— Record extracts —

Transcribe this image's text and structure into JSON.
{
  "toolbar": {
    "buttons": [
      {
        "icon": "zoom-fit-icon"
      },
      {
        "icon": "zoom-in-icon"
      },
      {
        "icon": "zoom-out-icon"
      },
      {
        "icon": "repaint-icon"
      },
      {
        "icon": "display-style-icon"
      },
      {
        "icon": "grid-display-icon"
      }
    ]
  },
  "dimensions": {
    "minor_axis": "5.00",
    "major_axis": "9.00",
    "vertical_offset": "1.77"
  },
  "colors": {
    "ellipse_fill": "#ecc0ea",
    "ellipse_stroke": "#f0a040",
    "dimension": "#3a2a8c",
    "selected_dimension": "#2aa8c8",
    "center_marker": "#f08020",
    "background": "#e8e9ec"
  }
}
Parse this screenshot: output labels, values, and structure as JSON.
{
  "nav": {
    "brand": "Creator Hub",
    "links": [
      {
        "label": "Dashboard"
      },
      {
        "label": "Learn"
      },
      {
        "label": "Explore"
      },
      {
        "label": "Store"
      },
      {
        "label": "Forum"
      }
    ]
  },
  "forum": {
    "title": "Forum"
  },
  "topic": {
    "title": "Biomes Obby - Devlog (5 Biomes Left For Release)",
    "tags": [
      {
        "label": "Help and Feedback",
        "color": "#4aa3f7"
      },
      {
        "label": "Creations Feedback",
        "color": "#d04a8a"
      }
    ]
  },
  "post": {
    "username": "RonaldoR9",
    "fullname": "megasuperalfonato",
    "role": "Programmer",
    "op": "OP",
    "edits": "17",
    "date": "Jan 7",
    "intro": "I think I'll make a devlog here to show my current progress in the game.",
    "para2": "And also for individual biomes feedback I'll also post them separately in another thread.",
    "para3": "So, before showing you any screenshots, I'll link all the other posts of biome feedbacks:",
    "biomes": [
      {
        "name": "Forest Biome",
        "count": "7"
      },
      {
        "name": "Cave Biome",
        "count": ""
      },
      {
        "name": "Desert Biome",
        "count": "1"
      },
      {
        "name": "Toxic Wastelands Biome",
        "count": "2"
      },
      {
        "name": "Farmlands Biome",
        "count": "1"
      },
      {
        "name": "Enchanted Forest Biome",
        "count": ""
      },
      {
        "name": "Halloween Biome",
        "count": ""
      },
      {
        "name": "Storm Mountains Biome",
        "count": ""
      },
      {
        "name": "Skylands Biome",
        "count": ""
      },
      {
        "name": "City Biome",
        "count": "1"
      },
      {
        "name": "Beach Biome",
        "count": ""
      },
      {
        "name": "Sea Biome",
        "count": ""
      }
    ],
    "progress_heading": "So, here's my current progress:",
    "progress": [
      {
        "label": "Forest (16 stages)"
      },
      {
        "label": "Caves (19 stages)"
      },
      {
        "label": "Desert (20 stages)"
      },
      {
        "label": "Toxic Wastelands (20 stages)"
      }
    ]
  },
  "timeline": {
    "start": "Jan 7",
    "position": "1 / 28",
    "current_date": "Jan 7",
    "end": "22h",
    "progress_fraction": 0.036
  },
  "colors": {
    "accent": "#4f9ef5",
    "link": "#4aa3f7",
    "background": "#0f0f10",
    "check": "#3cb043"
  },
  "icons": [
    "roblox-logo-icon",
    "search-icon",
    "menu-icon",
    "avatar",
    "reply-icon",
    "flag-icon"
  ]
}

— What you need to do —
Write the listing out again, exactly as shown above.

— Completed task —
Transcribe this image's text and structure into JSON.
{
  "toolbar": {
    "buttons": [
      {
        "icon": "zoom-fit-icon"
      },
      {
        "icon": "zoom-in-icon"
      },
      {
        "icon": "zoom-out-icon"
      },
      {
        "icon": "repaint-icon"
      },
      {
        "icon": "display-style-icon"
      },
      {
        "icon": "grid-display-icon"
      }
    ]
  },
  "dimensions": {
    "minor_axis": "5.00",
    "major_axis": "9.00",
    "vertical_offset": "1.77"
  },
  "colors": {
    "ellipse_fill": "#ecc0ea",
    "ellipse_stroke": "#f0a040",
    "dimension": "#3a2a8c",
    "selected_dimension": "#2aa8c8",
    "center_marker": "#f08020",
    "background": "#e8e9ec"
  }
}
Parse this screenshot: output labels, values, and structure as JSON.
{
  "nav": {
    "brand": "Creator Hub",
    "links": [
      {
        "label": "Dashboard"
      },
      {
        "label": "Learn"
      },
      {
        "label": "Explore"
      },
      {
        "label": "Store"
      },
      {
        "label": "Forum"
      }
    ]
  },
  "forum": {
    "title": "Forum"
  },
  "topic": {
    "title": "Biomes Obby - Devlog (5 Biomes Left For Release)",
    "tags": [
      {
        "label": "Help and Feedback",
        "color": "#4aa3f7"
      },
      {
        "label": "Creations Feedback",
        "color": "#d04a8a"
      }
    ]
  },
  "post": {
    "username": "RonaldoR9",
    "fullname": "megasuperalfonato",
    "role": "Programmer",
    "op": "OP",
    "edits": "17",
    "date": "Jan 7",
    "intro": "I think I'll make a devlog here to show my current progress in the game.",
    "para2": "And also for individual biomes feedback I'll also post them separately in another thread.",
    "para3": "So, before showing you any screenshots, I'll link all the other posts of biome feedbacks:",
    "biomes": [
      {
        "name": "Forest Biome",
        "count": "7"
      },
      {
        "name": "Cave Biome",
        "count": ""
      },
      {
        "name": "Desert Biome",
        "count": "1"
      },
      {
        "name": "Toxic Wastelands Biome",
        "count": "2"
      },
      {
        "name": "Farmlands Biome",
        "count": "1"
      },
      {
        "name": "Enchanted Forest Biome",
        "count": ""
      },
      {
        "name": "Halloween Biome",
        "count": ""
      },
      {
        "name": "Storm Mountains Biome",
        "count": ""
      },
      {
        "name": "Skylands Biome",
        "count": ""
      },
      {
        "name": "City Biome",
        "count": "1"
      },
      {
        "name": "Beach Biome",
        "count": ""
      },
      {
        "name": "Sea Biome",
        "count": ""
      }
    ],
    "progress_heading": "So, here's my current progress:",
    "progress": [
      {
        "label": "Forest (16 stages)"
      },
      {
        "label": "Caves (19 stages)"
      },
      {
        "label": "Desert (20 stages)"
      },
      {
        "label": "Toxic Wastelands (20 stages)"
      }
    ]
  },
  "timeline": {
    "start": "Jan 7",
    "position": "1 / 28",
    "current_date": "Jan 7",
    "end": "22h",
    "progress_fraction": 0.036
  },
  "colors": {
    "accent": "#4f9ef5",
    "link": "#4aa3f7",
    "background": "#0f0f10",
    "check": "#3cb043"
  },
  "icons": [
    "roblox-logo-icon",
    "search-icon",
    "menu-icon",
    "avatar",
    "reply-icon",
    "flag-icon"
  ]
}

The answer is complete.